Lines of data:
<<<<
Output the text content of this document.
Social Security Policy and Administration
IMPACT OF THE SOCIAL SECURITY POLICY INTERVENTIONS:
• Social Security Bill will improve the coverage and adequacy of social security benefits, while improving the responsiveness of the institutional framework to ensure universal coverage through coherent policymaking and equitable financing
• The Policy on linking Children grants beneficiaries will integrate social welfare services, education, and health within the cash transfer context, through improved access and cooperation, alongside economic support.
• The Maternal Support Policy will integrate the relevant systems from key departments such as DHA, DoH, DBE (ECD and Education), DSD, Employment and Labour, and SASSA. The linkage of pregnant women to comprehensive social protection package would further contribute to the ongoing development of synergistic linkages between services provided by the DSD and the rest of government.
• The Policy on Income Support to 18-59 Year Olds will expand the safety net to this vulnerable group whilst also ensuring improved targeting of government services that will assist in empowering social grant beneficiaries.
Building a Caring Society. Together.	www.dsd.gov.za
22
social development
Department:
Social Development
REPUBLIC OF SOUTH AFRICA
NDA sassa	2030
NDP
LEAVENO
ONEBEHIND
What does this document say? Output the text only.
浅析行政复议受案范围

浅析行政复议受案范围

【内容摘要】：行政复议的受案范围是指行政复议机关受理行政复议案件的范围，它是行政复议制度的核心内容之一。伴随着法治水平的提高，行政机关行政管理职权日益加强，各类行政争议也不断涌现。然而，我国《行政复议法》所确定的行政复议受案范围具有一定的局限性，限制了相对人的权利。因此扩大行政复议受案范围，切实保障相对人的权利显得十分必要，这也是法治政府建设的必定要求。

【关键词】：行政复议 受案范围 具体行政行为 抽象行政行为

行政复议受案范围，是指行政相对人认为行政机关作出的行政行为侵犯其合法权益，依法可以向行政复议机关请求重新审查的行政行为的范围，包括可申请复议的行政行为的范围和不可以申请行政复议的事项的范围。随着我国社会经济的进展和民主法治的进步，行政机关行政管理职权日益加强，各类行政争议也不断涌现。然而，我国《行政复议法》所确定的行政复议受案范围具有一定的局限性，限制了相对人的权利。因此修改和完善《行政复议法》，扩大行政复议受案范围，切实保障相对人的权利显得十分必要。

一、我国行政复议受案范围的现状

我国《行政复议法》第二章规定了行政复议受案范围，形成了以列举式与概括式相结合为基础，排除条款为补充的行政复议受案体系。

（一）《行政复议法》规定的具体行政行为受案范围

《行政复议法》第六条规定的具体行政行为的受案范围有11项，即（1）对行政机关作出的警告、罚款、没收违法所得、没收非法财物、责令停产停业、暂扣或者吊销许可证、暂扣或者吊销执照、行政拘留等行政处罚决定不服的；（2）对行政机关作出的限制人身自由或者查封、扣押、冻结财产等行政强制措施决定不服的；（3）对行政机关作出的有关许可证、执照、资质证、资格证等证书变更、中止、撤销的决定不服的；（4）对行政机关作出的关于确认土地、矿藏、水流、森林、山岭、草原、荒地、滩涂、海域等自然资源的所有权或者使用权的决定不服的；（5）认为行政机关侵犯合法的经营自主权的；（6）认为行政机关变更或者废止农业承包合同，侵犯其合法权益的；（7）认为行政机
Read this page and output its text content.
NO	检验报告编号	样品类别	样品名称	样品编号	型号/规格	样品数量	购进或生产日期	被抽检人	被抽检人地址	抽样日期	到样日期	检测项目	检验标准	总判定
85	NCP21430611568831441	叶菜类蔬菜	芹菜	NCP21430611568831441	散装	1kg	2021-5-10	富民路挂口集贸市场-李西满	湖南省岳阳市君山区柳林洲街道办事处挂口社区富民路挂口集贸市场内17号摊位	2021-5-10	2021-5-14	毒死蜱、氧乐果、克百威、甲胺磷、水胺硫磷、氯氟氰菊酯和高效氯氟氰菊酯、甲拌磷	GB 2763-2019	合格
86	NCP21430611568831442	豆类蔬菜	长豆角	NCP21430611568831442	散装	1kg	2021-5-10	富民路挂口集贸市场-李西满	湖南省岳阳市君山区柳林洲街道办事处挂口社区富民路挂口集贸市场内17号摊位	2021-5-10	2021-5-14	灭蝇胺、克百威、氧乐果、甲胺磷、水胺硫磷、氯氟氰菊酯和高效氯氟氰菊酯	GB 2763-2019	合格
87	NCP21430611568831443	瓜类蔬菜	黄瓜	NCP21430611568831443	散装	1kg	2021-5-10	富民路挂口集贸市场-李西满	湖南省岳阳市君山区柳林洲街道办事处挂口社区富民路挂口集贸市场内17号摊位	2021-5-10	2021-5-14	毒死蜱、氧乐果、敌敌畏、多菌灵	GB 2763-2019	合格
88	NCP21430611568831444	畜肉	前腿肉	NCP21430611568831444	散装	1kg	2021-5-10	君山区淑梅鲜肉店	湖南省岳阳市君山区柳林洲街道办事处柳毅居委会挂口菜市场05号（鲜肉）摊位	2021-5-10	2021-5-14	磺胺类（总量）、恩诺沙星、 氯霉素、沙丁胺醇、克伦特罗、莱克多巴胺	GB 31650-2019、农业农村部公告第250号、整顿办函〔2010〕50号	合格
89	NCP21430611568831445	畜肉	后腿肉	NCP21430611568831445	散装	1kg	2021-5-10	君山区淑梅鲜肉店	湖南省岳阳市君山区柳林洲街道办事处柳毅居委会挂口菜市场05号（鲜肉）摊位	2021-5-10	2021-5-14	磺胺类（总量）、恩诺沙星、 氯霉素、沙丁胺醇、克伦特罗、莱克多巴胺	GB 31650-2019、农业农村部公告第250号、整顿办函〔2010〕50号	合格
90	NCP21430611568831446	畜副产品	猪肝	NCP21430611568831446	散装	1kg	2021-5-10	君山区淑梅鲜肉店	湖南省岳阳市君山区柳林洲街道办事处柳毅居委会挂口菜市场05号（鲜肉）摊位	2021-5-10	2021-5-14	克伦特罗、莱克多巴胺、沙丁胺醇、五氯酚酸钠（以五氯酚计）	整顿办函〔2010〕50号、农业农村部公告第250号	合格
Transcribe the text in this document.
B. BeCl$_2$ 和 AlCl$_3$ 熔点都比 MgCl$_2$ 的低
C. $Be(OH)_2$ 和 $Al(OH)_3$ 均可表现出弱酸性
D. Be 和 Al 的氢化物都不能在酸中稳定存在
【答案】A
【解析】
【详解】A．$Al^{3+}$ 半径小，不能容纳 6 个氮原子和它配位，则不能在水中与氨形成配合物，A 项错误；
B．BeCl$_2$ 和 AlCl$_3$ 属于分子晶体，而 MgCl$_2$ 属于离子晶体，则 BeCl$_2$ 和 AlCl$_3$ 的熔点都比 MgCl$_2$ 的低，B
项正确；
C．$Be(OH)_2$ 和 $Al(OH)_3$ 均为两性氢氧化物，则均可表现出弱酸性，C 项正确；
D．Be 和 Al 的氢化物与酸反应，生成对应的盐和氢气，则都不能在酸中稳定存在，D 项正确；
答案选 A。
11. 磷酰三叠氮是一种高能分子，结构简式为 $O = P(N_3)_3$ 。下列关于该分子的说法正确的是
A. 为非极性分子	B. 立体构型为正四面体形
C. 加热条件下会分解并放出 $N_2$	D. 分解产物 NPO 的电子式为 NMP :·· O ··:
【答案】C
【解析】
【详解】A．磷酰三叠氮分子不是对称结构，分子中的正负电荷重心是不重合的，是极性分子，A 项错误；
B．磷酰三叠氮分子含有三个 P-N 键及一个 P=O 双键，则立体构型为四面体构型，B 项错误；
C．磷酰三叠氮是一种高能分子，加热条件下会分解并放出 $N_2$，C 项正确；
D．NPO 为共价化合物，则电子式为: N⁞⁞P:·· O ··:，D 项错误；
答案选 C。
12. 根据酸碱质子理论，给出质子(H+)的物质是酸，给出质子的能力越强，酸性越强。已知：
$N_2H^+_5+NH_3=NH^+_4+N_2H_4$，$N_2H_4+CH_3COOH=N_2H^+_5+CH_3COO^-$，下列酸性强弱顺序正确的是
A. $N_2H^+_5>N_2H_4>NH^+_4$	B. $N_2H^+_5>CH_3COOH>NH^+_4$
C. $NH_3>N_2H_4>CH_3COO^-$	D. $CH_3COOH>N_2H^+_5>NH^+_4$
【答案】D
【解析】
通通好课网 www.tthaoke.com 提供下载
>>>>
> **Aim**: Please list every line of the records that contains "AlCl".

> **Finished exercise**:
B. BeCl$_2$ 和 AlCl$_3$ 熔点都比 MgCl$_2$ 的低
B．BeCl$_2$ 和 AlCl$_3$ 属于分子晶体，而 MgCl$_2$ 属于离子晶体，则 BeCl$_2$ 和 AlCl$_3$ 的熔点都比 MgCl$_2$ 的低，B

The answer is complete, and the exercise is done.